> **WORK REQUIRED**
Below are the entries; state how many of their lines contain the string "JSON", and nothing more.

> **ENTRIES SUPPLIED**
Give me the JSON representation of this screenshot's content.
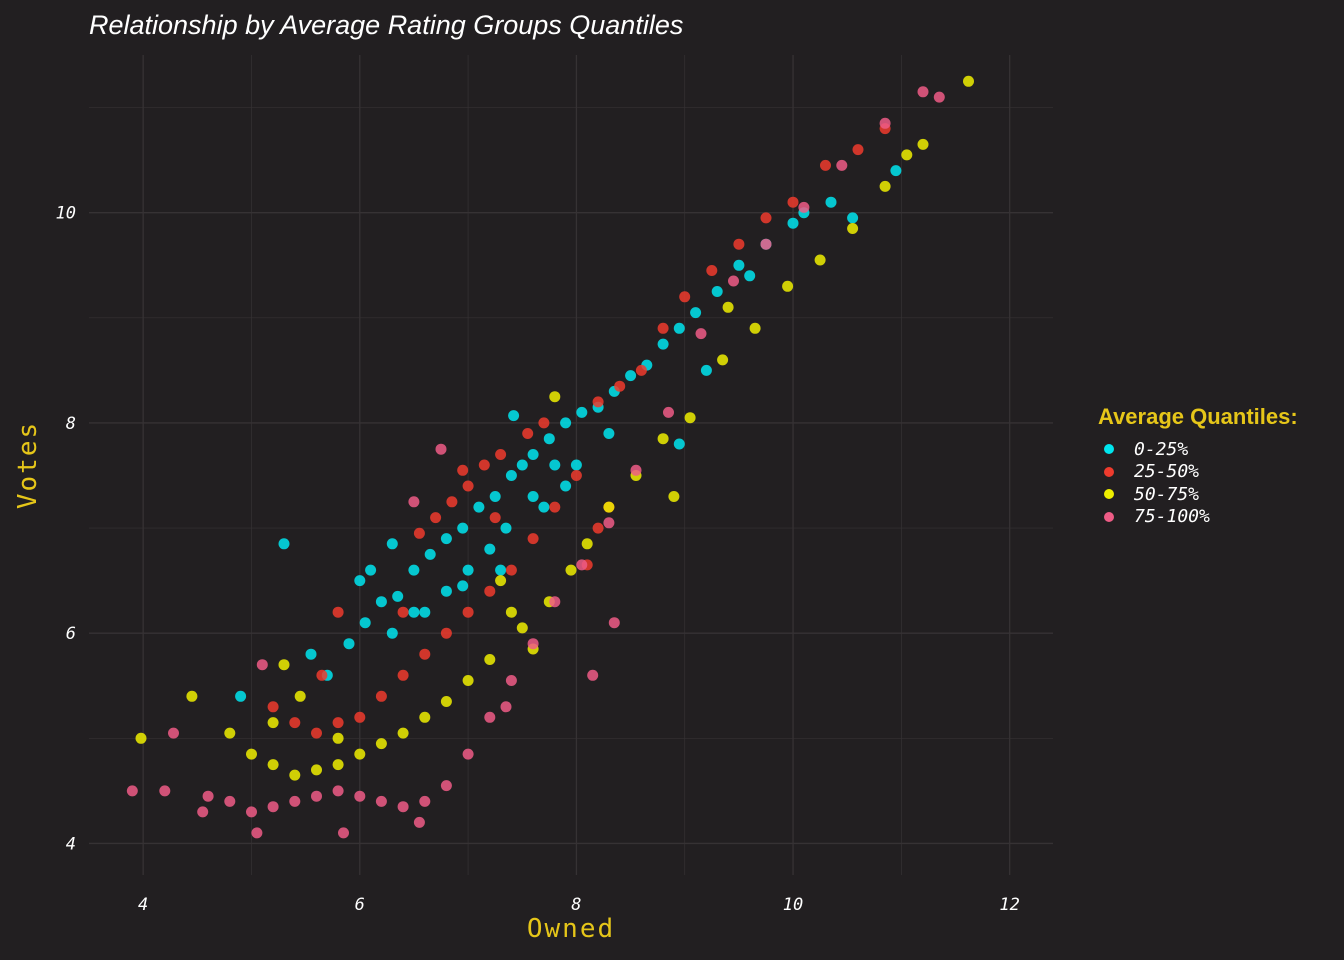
{
  "chart_data": {
    "type": "scatter",
    "title": "Relationship by Average Rating Groups Quantiles",
    "xlabel": "Owned",
    "ylabel": "Votes",
    "xlim": [
      3.5,
      12.4
    ],
    "ylim": [
      3.7,
      11.5
    ],
    "x_ticks": [
      "4",
      "6",
      "8",
      "10",
      "12"
    ],
    "y_ticks": [
      "4",
      "6",
      "8",
      "10"
    ],
    "grid": true,
    "legend": {
      "title": "Average Quantiles:",
      "placement": "right",
      "entries": [
        "0-25%",
        "25-50%",
        "50-75%",
        "75-100%"
      ]
    },
    "colors": {
      "background": "#221f21",
      "grid": "#363234",
      "accent": "#e6c619",
      "q1": "#00e5ee",
      "q2": "#ee3b2d",
      "q3": "#eeee00",
      "q4": "#ee5c86"
    },
    "series": [
      {
        "name": "0-25%",
        "points": [
          [
            4.9,
            5.4
          ],
          [
            5.3,
            6.85
          ],
          [
            5.55,
            5.8
          ],
          [
            5.7,
            5.6
          ],
          [
            5.9,
            5.9
          ],
          [
            6.05,
            6.1
          ],
          [
            6.2,
            6.3
          ],
          [
            6.35,
            6.35
          ],
          [
            6.5,
            6.6
          ],
          [
            6.65,
            6.75
          ],
          [
            6.8,
            6.9
          ],
          [
            6.95,
            7.0
          ],
          [
            7.1,
            7.2
          ],
          [
            7.25,
            7.3
          ],
          [
            7.4,
            7.5
          ],
          [
            7.5,
            7.6
          ],
          [
            7.6,
            7.7
          ],
          [
            7.75,
            7.85
          ],
          [
            7.9,
            8.0
          ],
          [
            8.05,
            8.1
          ],
          [
            8.2,
            8.15
          ],
          [
            8.35,
            8.3
          ],
          [
            8.5,
            8.45
          ],
          [
            8.65,
            8.55
          ],
          [
            8.8,
            8.75
          ],
          [
            8.95,
            8.9
          ],
          [
            9.1,
            9.05
          ],
          [
            9.3,
            9.25
          ],
          [
            9.5,
            9.5
          ],
          [
            9.75,
            9.7
          ],
          [
            10.0,
            9.9
          ],
          [
            10.35,
            10.1
          ],
          [
            10.55,
            9.95
          ],
          [
            10.95,
            10.4
          ],
          [
            7.3,
            6.6
          ],
          [
            7.7,
            7.2
          ],
          [
            8.0,
            7.6
          ],
          [
            6.3,
            6.0
          ],
          [
            6.0,
            6.5
          ],
          [
            6.6,
            6.2
          ],
          [
            7.0,
            6.6
          ],
          [
            6.8,
            6.4
          ],
          [
            7.2,
            6.8
          ],
          [
            7.6,
            7.3
          ],
          [
            7.8,
            7.6
          ],
          [
            8.3,
            7.9
          ],
          [
            7.42,
            8.07
          ],
          [
            6.3,
            6.85
          ],
          [
            6.1,
            6.6
          ],
          [
            6.5,
            6.2
          ],
          [
            6.95,
            6.45
          ],
          [
            7.35,
            7.0
          ],
          [
            7.9,
            7.4
          ],
          [
            8.95,
            7.8
          ],
          [
            9.2,
            8.5
          ],
          [
            9.6,
            9.4
          ],
          [
            10.1,
            10.0
          ]
        ]
      },
      {
        "name": "25-50%",
        "points": [
          [
            5.2,
            5.3
          ],
          [
            5.4,
            5.15
          ],
          [
            5.6,
            5.05
          ],
          [
            5.8,
            5.15
          ],
          [
            6.0,
            5.2
          ],
          [
            6.2,
            5.4
          ],
          [
            6.4,
            5.6
          ],
          [
            6.6,
            5.8
          ],
          [
            6.8,
            6.0
          ],
          [
            7.0,
            6.2
          ],
          [
            7.2,
            6.4
          ],
          [
            7.4,
            6.6
          ],
          [
            7.6,
            6.9
          ],
          [
            7.8,
            7.2
          ],
          [
            8.0,
            7.5
          ],
          [
            7.7,
            8.0
          ],
          [
            7.55,
            7.9
          ],
          [
            7.3,
            7.7
          ],
          [
            7.15,
            7.6
          ],
          [
            7.0,
            7.4
          ],
          [
            6.85,
            7.25
          ],
          [
            6.7,
            7.1
          ],
          [
            6.55,
            6.95
          ],
          [
            8.2,
            8.2
          ],
          [
            8.4,
            8.35
          ],
          [
            8.6,
            8.5
          ],
          [
            8.8,
            8.9
          ],
          [
            9.0,
            9.2
          ],
          [
            9.25,
            9.45
          ],
          [
            9.5,
            9.7
          ],
          [
            9.75,
            9.95
          ],
          [
            10.0,
            10.1
          ],
          [
            10.3,
            10.45
          ],
          [
            10.6,
            10.6
          ],
          [
            10.85,
            10.8
          ],
          [
            6.95,
            7.55
          ],
          [
            7.25,
            7.1
          ],
          [
            8.1,
            6.65
          ],
          [
            5.65,
            5.6
          ],
          [
            5.8,
            6.2
          ],
          [
            6.4,
            6.2
          ],
          [
            8.2,
            7.0
          ],
          [
            8.3,
            7.2
          ]
        ]
      },
      {
        "name": "50-75%",
        "points": [
          [
            4.45,
            5.4
          ],
          [
            3.98,
            5.0
          ],
          [
            4.8,
            5.05
          ],
          [
            5.0,
            4.85
          ],
          [
            5.2,
            4.75
          ],
          [
            5.4,
            4.65
          ],
          [
            5.6,
            4.7
          ],
          [
            5.8,
            4.75
          ],
          [
            6.0,
            4.85
          ],
          [
            6.2,
            4.95
          ],
          [
            6.4,
            5.05
          ],
          [
            6.6,
            5.2
          ],
          [
            6.8,
            5.35
          ],
          [
            7.0,
            5.55
          ],
          [
            7.2,
            5.75
          ],
          [
            7.5,
            6.05
          ],
          [
            7.75,
            6.3
          ],
          [
            7.95,
            6.6
          ],
          [
            8.1,
            6.85
          ],
          [
            8.3,
            7.2
          ],
          [
            8.55,
            7.5
          ],
          [
            8.8,
            7.85
          ],
          [
            9.05,
            8.05
          ],
          [
            9.35,
            8.6
          ],
          [
            9.65,
            8.9
          ],
          [
            9.95,
            9.3
          ],
          [
            10.25,
            9.55
          ],
          [
            10.55,
            9.85
          ],
          [
            10.85,
            10.25
          ],
          [
            11.05,
            10.55
          ],
          [
            11.2,
            10.65
          ],
          [
            11.62,
            11.25
          ],
          [
            7.4,
            6.2
          ],
          [
            7.6,
            5.85
          ],
          [
            7.3,
            6.5
          ],
          [
            7.8,
            8.25
          ],
          [
            8.9,
            7.3
          ],
          [
            9.4,
            9.1
          ],
          [
            5.3,
            5.7
          ],
          [
            5.45,
            5.4
          ],
          [
            5.2,
            5.15
          ],
          [
            5.8,
            5.0
          ]
        ]
      },
      {
        "name": "75-100%",
        "points": [
          [
            3.9,
            4.5
          ],
          [
            4.2,
            4.5
          ],
          [
            4.28,
            5.05
          ],
          [
            4.55,
            4.3
          ],
          [
            4.6,
            4.45
          ],
          [
            4.8,
            4.4
          ],
          [
            5.0,
            4.3
          ],
          [
            5.2,
            4.35
          ],
          [
            5.4,
            4.4
          ],
          [
            5.6,
            4.45
          ],
          [
            5.8,
            4.5
          ],
          [
            6.0,
            4.45
          ],
          [
            6.2,
            4.4
          ],
          [
            6.4,
            4.35
          ],
          [
            6.6,
            4.4
          ],
          [
            6.8,
            4.55
          ],
          [
            7.0,
            4.85
          ],
          [
            7.2,
            5.2
          ],
          [
            7.4,
            5.55
          ],
          [
            7.6,
            5.9
          ],
          [
            7.8,
            6.3
          ],
          [
            8.05,
            6.65
          ],
          [
            8.3,
            7.05
          ],
          [
            8.55,
            7.55
          ],
          [
            8.85,
            8.1
          ],
          [
            9.15,
            8.85
          ],
          [
            9.45,
            9.35
          ],
          [
            9.75,
            9.7
          ],
          [
            10.1,
            10.05
          ],
          [
            10.45,
            10.45
          ],
          [
            10.85,
            10.85
          ],
          [
            11.2,
            11.15
          ],
          [
            11.35,
            11.1
          ],
          [
            5.05,
            4.1
          ],
          [
            5.85,
            4.1
          ],
          [
            6.55,
            4.2
          ],
          [
            5.1,
            5.7
          ],
          [
            6.5,
            7.25
          ],
          [
            6.75,
            7.75
          ],
          [
            7.35,
            5.3
          ],
          [
            8.35,
            6.1
          ],
          [
            8.15,
            5.6
          ]
        ]
      }
    ]
  }
}
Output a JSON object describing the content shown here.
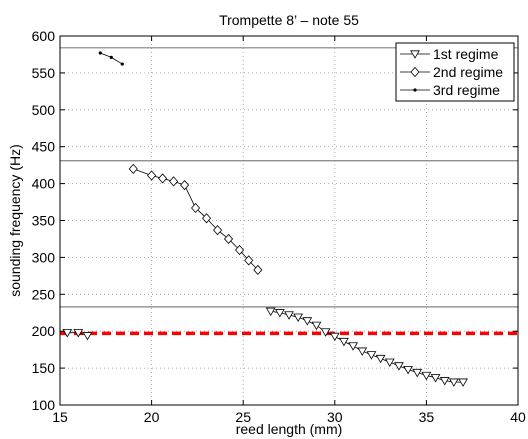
{
  "chart_data": {
    "type": "line",
    "title": "Trompette 8’ – note 55",
    "xlabel": "reed length (mm)",
    "ylabel": "sounding frequency (Hz)",
    "xlim": [
      15,
      40
    ],
    "ylim": [
      100,
      600
    ],
    "x_ticks": [
      "15",
      "20",
      "25",
      "30",
      "35",
      "40"
    ],
    "y_ticks": [
      "100",
      "150",
      "200",
      "250",
      "300",
      "350",
      "400",
      "450",
      "500",
      "550",
      "600"
    ],
    "grid": true,
    "legend_position": "top-right",
    "series": [
      {
        "name": "1st regime",
        "marker": "triangle-down",
        "points": [
          [
            15.4,
            198
          ],
          [
            16.0,
            198
          ],
          [
            16.5,
            194
          ],
          [
            26.5,
            227
          ],
          [
            27.0,
            225
          ],
          [
            27.5,
            222
          ],
          [
            28.0,
            219
          ],
          [
            28.5,
            214
          ],
          [
            29.0,
            208
          ],
          [
            29.5,
            199
          ],
          [
            30.0,
            193
          ],
          [
            30.5,
            186
          ],
          [
            31.0,
            180
          ],
          [
            31.5,
            173
          ],
          [
            32.0,
            168
          ],
          [
            32.5,
            163
          ],
          [
            33.0,
            158
          ],
          [
            33.5,
            153
          ],
          [
            34.0,
            148
          ],
          [
            34.5,
            144
          ],
          [
            35.0,
            140
          ],
          [
            35.5,
            137
          ],
          [
            36.0,
            133
          ],
          [
            36.5,
            131
          ],
          [
            37.0,
            131
          ]
        ]
      },
      {
        "name": "2nd regime",
        "marker": "diamond",
        "points": [
          [
            19.0,
            420
          ],
          [
            20.0,
            411
          ],
          [
            20.6,
            407
          ],
          [
            21.2,
            403
          ],
          [
            21.8,
            398
          ],
          [
            22.4,
            367
          ],
          [
            23.0,
            353
          ],
          [
            23.6,
            337
          ],
          [
            24.2,
            325
          ],
          [
            24.8,
            310
          ],
          [
            25.3,
            296
          ],
          [
            25.8,
            283
          ]
        ]
      },
      {
        "name": "3rd regime",
        "marker": "point",
        "points": [
          [
            17.2,
            577
          ],
          [
            17.8,
            571
          ],
          [
            18.4,
            562
          ]
        ]
      }
    ],
    "reference_lines": [
      {
        "y": 584,
        "color": "#808080"
      },
      {
        "y": 431,
        "color": "#808080"
      },
      {
        "y": 233,
        "color": "#808080"
      },
      {
        "y": 197,
        "color": "#ff0000",
        "style": "dashed"
      }
    ]
  }
}
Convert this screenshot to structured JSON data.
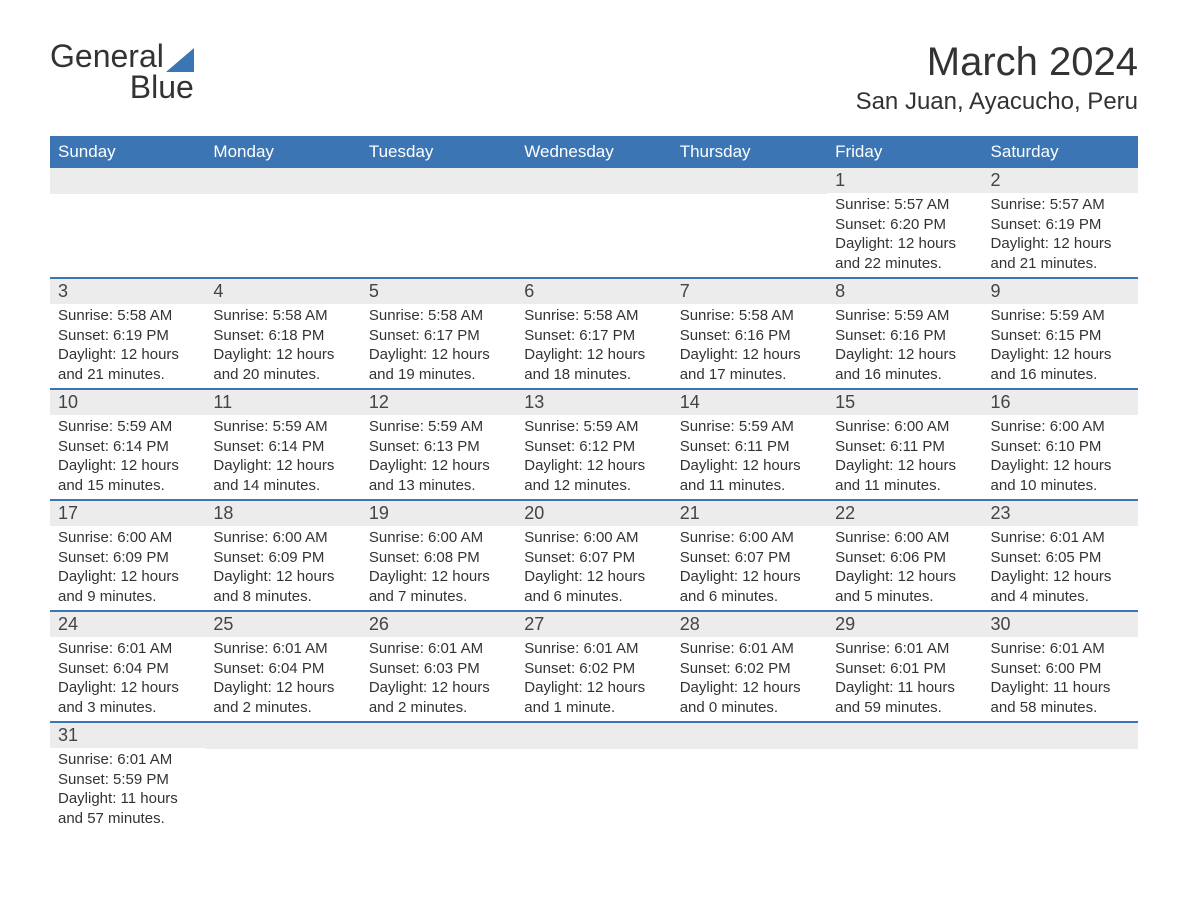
{
  "logo": {
    "text_general": "General",
    "text_blue": "Blue"
  },
  "header": {
    "month_title": "March 2024",
    "location": "San Juan, Ayacucho, Peru"
  },
  "colors": {
    "header_bg": "#3b75b3",
    "header_text": "#ffffff",
    "day_number_bg": "#ececec",
    "border": "#3b75b3",
    "text": "#333333",
    "page_bg": "#ffffff"
  },
  "day_labels": [
    "Sunday",
    "Monday",
    "Tuesday",
    "Wednesday",
    "Thursday",
    "Friday",
    "Saturday"
  ],
  "weeks": [
    [
      {
        "day": "",
        "sunrise": "",
        "sunset": "",
        "daylight": ""
      },
      {
        "day": "",
        "sunrise": "",
        "sunset": "",
        "daylight": ""
      },
      {
        "day": "",
        "sunrise": "",
        "sunset": "",
        "daylight": ""
      },
      {
        "day": "",
        "sunrise": "",
        "sunset": "",
        "daylight": ""
      },
      {
        "day": "",
        "sunrise": "",
        "sunset": "",
        "daylight": ""
      },
      {
        "day": "1",
        "sunrise": "Sunrise: 5:57 AM",
        "sunset": "Sunset: 6:20 PM",
        "daylight": "Daylight: 12 hours and 22 minutes."
      },
      {
        "day": "2",
        "sunrise": "Sunrise: 5:57 AM",
        "sunset": "Sunset: 6:19 PM",
        "daylight": "Daylight: 12 hours and 21 minutes."
      }
    ],
    [
      {
        "day": "3",
        "sunrise": "Sunrise: 5:58 AM",
        "sunset": "Sunset: 6:19 PM",
        "daylight": "Daylight: 12 hours and 21 minutes."
      },
      {
        "day": "4",
        "sunrise": "Sunrise: 5:58 AM",
        "sunset": "Sunset: 6:18 PM",
        "daylight": "Daylight: 12 hours and 20 minutes."
      },
      {
        "day": "5",
        "sunrise": "Sunrise: 5:58 AM",
        "sunset": "Sunset: 6:17 PM",
        "daylight": "Daylight: 12 hours and 19 minutes."
      },
      {
        "day": "6",
        "sunrise": "Sunrise: 5:58 AM",
        "sunset": "Sunset: 6:17 PM",
        "daylight": "Daylight: 12 hours and 18 minutes."
      },
      {
        "day": "7",
        "sunrise": "Sunrise: 5:58 AM",
        "sunset": "Sunset: 6:16 PM",
        "daylight": "Daylight: 12 hours and 17 minutes."
      },
      {
        "day": "8",
        "sunrise": "Sunrise: 5:59 AM",
        "sunset": "Sunset: 6:16 PM",
        "daylight": "Daylight: 12 hours and 16 minutes."
      },
      {
        "day": "9",
        "sunrise": "Sunrise: 5:59 AM",
        "sunset": "Sunset: 6:15 PM",
        "daylight": "Daylight: 12 hours and 16 minutes."
      }
    ],
    [
      {
        "day": "10",
        "sunrise": "Sunrise: 5:59 AM",
        "sunset": "Sunset: 6:14 PM",
        "daylight": "Daylight: 12 hours and 15 minutes."
      },
      {
        "day": "11",
        "sunrise": "Sunrise: 5:59 AM",
        "sunset": "Sunset: 6:14 PM",
        "daylight": "Daylight: 12 hours and 14 minutes."
      },
      {
        "day": "12",
        "sunrise": "Sunrise: 5:59 AM",
        "sunset": "Sunset: 6:13 PM",
        "daylight": "Daylight: 12 hours and 13 minutes."
      },
      {
        "day": "13",
        "sunrise": "Sunrise: 5:59 AM",
        "sunset": "Sunset: 6:12 PM",
        "daylight": "Daylight: 12 hours and 12 minutes."
      },
      {
        "day": "14",
        "sunrise": "Sunrise: 5:59 AM",
        "sunset": "Sunset: 6:11 PM",
        "daylight": "Daylight: 12 hours and 11 minutes."
      },
      {
        "day": "15",
        "sunrise": "Sunrise: 6:00 AM",
        "sunset": "Sunset: 6:11 PM",
        "daylight": "Daylight: 12 hours and 11 minutes."
      },
      {
        "day": "16",
        "sunrise": "Sunrise: 6:00 AM",
        "sunset": "Sunset: 6:10 PM",
        "daylight": "Daylight: 12 hours and 10 minutes."
      }
    ],
    [
      {
        "day": "17",
        "sunrise": "Sunrise: 6:00 AM",
        "sunset": "Sunset: 6:09 PM",
        "daylight": "Daylight: 12 hours and 9 minutes."
      },
      {
        "day": "18",
        "sunrise": "Sunrise: 6:00 AM",
        "sunset": "Sunset: 6:09 PM",
        "daylight": "Daylight: 12 hours and 8 minutes."
      },
      {
        "day": "19",
        "sunrise": "Sunrise: 6:00 AM",
        "sunset": "Sunset: 6:08 PM",
        "daylight": "Daylight: 12 hours and 7 minutes."
      },
      {
        "day": "20",
        "sunrise": "Sunrise: 6:00 AM",
        "sunset": "Sunset: 6:07 PM",
        "daylight": "Daylight: 12 hours and 6 minutes."
      },
      {
        "day": "21",
        "sunrise": "Sunrise: 6:00 AM",
        "sunset": "Sunset: 6:07 PM",
        "daylight": "Daylight: 12 hours and 6 minutes."
      },
      {
        "day": "22",
        "sunrise": "Sunrise: 6:00 AM",
        "sunset": "Sunset: 6:06 PM",
        "daylight": "Daylight: 12 hours and 5 minutes."
      },
      {
        "day": "23",
        "sunrise": "Sunrise: 6:01 AM",
        "sunset": "Sunset: 6:05 PM",
        "daylight": "Daylight: 12 hours and 4 minutes."
      }
    ],
    [
      {
        "day": "24",
        "sunrise": "Sunrise: 6:01 AM",
        "sunset": "Sunset: 6:04 PM",
        "daylight": "Daylight: 12 hours and 3 minutes."
      },
      {
        "day": "25",
        "sunrise": "Sunrise: 6:01 AM",
        "sunset": "Sunset: 6:04 PM",
        "daylight": "Daylight: 12 hours and 2 minutes."
      },
      {
        "day": "26",
        "sunrise": "Sunrise: 6:01 AM",
        "sunset": "Sunset: 6:03 PM",
        "daylight": "Daylight: 12 hours and 2 minutes."
      },
      {
        "day": "27",
        "sunrise": "Sunrise: 6:01 AM",
        "sunset": "Sunset: 6:02 PM",
        "daylight": "Daylight: 12 hours and 1 minute."
      },
      {
        "day": "28",
        "sunrise": "Sunrise: 6:01 AM",
        "sunset": "Sunset: 6:02 PM",
        "daylight": "Daylight: 12 hours and 0 minutes."
      },
      {
        "day": "29",
        "sunrise": "Sunrise: 6:01 AM",
        "sunset": "Sunset: 6:01 PM",
        "daylight": "Daylight: 11 hours and 59 minutes."
      },
      {
        "day": "30",
        "sunrise": "Sunrise: 6:01 AM",
        "sunset": "Sunset: 6:00 PM",
        "daylight": "Daylight: 11 hours and 58 minutes."
      }
    ],
    [
      {
        "day": "31",
        "sunrise": "Sunrise: 6:01 AM",
        "sunset": "Sunset: 5:59 PM",
        "daylight": "Daylight: 11 hours and 57 minutes."
      },
      {
        "day": "",
        "sunrise": "",
        "sunset": "",
        "daylight": ""
      },
      {
        "day": "",
        "sunrise": "",
        "sunset": "",
        "daylight": ""
      },
      {
        "day": "",
        "sunrise": "",
        "sunset": "",
        "daylight": ""
      },
      {
        "day": "",
        "sunrise": "",
        "sunset": "",
        "daylight": ""
      },
      {
        "day": "",
        "sunrise": "",
        "sunset": "",
        "daylight": ""
      },
      {
        "day": "",
        "sunrise": "",
        "sunset": "",
        "daylight": ""
      }
    ]
  ]
}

> **ANSWER TO THE PROBLEM**
3